▶ [AIM OF THE TASK] Please print all of the material below, word for word.

▶ [SUPPLIED RECORDS]
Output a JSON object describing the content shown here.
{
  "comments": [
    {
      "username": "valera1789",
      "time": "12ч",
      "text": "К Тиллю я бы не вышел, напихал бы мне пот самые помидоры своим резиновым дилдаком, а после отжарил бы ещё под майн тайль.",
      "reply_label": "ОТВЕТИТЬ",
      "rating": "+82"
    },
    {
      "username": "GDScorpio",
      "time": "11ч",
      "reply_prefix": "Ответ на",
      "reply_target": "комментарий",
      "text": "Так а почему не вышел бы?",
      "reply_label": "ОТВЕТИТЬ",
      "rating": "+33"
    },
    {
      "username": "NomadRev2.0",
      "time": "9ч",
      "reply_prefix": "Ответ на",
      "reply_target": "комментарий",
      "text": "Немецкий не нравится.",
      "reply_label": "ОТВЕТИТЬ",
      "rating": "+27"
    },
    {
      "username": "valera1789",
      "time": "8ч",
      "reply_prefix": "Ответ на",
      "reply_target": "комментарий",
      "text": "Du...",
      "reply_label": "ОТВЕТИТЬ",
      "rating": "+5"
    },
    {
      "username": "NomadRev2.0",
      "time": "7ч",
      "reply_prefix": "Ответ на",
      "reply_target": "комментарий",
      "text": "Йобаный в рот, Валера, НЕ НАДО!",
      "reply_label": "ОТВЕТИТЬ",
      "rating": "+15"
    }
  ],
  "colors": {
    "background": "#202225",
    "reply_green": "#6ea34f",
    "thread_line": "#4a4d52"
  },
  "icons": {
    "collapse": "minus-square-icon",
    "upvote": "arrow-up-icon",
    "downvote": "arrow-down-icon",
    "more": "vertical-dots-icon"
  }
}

▶ [ANSWER TO THE TASK]
Output a JSON object describing the content shown here.
{
  "comments": [
    {
      "username": "valera1789",
      "time": "12ч",
      "text": "К Тиллю я бы не вышел, напихал бы мне пот самые помидоры своим резиновым дилдаком, а после отжарил бы ещё под майн тайль.",
      "reply_label": "ОТВЕТИТЬ",
      "rating": "+82"
    },
    {
      "username": "GDScorpio",
      "time": "11ч",
      "reply_prefix": "Ответ на",
      "reply_target": "комментарий",
      "text": "Так а почему не вышел бы?",
      "reply_label": "ОТВЕТИТЬ",
      "rating": "+33"
    },
    {
      "username": "NomadRev2.0",
      "time": "9ч",
      "reply_prefix": "Ответ на",
      "reply_target": "комментарий",
      "text": "Немецкий не нравится.",
      "reply_label": "ОТВЕТИТЬ",
      "rating": "+27"
    },
    {
      "username": "valera1789",
      "time": "8ч",
      "reply_prefix": "Ответ на",
      "reply_target": "комментарий",
      "text": "Du...",
      "reply_label": "ОТВЕТИТЬ",
      "rating": "+5"
    },
    {
      "username": "NomadRev2.0",
      "time": "7ч",
      "reply_prefix": "Ответ на",
      "reply_target": "комментарий",
      "text": "Йобаный в рот, Валера, НЕ НАДО!",
      "reply_label": "ОТВЕТИТЬ",
      "rating": "+15"
    }
  ],
  "colors": {
    "background": "#202225",
    "reply_green": "#6ea34f",
    "thread_line": "#4a4d52"
  },
  "icons": {
    "collapse": "minus-square-icon",
    "upvote": "arrow-up-icon",
    "downvote": "arrow-down-icon",
    "more": "vertical-dots-icon"
  }
}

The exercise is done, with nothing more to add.